TASK DESCRIPTION |
Copy each line of the entries beneath that contains the word "Lastentarhain".

LISTED ENTRIES |
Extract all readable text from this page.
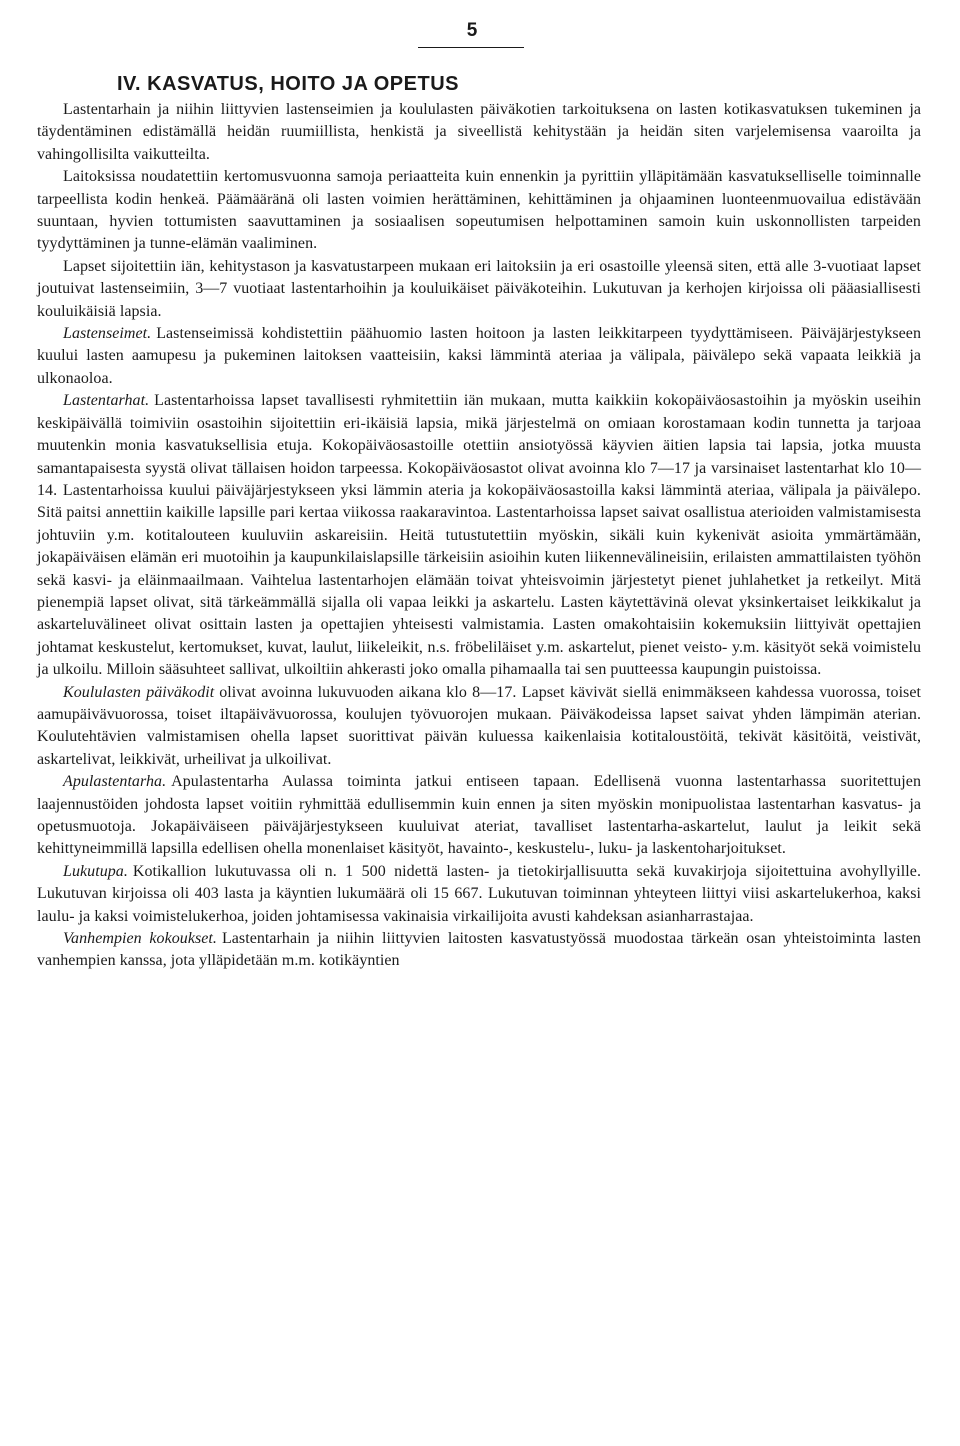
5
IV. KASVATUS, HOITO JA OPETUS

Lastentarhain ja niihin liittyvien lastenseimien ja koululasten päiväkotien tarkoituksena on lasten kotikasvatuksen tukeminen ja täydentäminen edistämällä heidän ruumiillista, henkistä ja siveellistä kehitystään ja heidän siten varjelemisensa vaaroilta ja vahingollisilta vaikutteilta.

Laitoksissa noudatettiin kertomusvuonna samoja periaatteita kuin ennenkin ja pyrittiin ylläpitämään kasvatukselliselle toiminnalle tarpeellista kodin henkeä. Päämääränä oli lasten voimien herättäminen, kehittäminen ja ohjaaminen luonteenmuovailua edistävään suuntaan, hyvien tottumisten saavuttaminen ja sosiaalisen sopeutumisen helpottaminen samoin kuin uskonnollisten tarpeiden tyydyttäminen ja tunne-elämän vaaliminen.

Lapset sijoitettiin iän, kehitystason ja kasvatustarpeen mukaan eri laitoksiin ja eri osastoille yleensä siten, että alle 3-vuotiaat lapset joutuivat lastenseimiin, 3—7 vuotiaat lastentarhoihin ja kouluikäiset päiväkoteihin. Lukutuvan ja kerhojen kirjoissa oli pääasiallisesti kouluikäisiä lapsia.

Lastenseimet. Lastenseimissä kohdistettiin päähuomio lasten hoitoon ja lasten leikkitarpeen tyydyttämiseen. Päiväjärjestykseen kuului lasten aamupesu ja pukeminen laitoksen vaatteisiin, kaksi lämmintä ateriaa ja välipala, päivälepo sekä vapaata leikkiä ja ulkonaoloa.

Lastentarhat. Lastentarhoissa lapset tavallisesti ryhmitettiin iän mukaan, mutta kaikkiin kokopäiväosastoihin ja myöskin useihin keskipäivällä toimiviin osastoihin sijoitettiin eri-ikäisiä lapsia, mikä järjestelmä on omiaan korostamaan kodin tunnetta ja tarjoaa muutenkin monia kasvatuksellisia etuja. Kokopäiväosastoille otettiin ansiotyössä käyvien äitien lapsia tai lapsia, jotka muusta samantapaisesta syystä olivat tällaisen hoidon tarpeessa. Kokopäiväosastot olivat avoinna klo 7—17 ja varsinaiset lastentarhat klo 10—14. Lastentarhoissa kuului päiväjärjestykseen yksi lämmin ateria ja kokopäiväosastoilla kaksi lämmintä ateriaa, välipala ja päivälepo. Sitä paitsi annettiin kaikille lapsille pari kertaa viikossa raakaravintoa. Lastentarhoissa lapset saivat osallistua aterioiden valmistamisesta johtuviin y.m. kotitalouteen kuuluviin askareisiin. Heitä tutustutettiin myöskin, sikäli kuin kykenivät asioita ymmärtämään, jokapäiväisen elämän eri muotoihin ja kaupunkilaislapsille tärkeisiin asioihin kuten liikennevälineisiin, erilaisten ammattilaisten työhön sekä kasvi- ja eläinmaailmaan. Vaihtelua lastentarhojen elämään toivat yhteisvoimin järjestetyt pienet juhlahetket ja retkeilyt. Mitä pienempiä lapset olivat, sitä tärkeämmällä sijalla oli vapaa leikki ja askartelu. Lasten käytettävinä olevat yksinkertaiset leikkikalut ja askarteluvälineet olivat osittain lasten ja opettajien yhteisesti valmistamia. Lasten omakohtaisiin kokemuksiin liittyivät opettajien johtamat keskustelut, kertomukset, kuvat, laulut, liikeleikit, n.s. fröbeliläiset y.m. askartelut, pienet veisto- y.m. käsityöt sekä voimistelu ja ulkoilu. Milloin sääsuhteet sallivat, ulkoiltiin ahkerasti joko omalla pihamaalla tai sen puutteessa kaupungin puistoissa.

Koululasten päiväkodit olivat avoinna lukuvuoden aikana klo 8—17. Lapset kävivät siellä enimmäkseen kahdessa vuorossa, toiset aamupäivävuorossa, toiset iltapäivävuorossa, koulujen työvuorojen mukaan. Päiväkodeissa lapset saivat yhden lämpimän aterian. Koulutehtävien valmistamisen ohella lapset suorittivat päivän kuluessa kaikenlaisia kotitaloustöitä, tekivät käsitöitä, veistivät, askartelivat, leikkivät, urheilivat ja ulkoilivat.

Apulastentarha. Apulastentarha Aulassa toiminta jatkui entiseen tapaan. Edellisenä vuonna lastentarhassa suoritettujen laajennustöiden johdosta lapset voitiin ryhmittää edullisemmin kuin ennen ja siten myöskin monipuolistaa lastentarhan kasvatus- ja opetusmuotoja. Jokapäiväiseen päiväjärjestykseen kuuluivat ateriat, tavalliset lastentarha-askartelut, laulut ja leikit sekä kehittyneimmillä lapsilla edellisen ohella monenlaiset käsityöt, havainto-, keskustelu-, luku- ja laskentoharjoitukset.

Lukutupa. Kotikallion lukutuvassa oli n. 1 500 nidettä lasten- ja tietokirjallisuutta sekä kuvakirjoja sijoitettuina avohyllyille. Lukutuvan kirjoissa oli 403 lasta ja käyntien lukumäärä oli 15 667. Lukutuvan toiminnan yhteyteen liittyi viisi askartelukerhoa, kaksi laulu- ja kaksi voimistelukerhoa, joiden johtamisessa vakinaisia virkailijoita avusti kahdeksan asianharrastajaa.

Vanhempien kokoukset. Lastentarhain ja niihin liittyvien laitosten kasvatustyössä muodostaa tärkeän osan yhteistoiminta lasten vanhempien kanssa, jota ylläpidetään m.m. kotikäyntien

ANSWER TO THIS TASK |
Lastentarhain ja niihin liittyvien lastenseimien ja koululasten päiväkotien tarkoituksena on lasten kotikasvatuksen tukeminen ja täydentäminen edistämällä heidän ruumiillista, henkistä ja siveellistä kehitystään ja heidän siten varjelemisensa vaaroilta ja vahingollisilta vaikutteilta.
Vanhempien kokoukset. Lastentarhain ja niihin liittyvien laitosten kasvatustyössä muodostaa tärkeän osan yhteistoiminta lasten vanhempien kanssa, jota ylläpidetään m.m. kotikäyntien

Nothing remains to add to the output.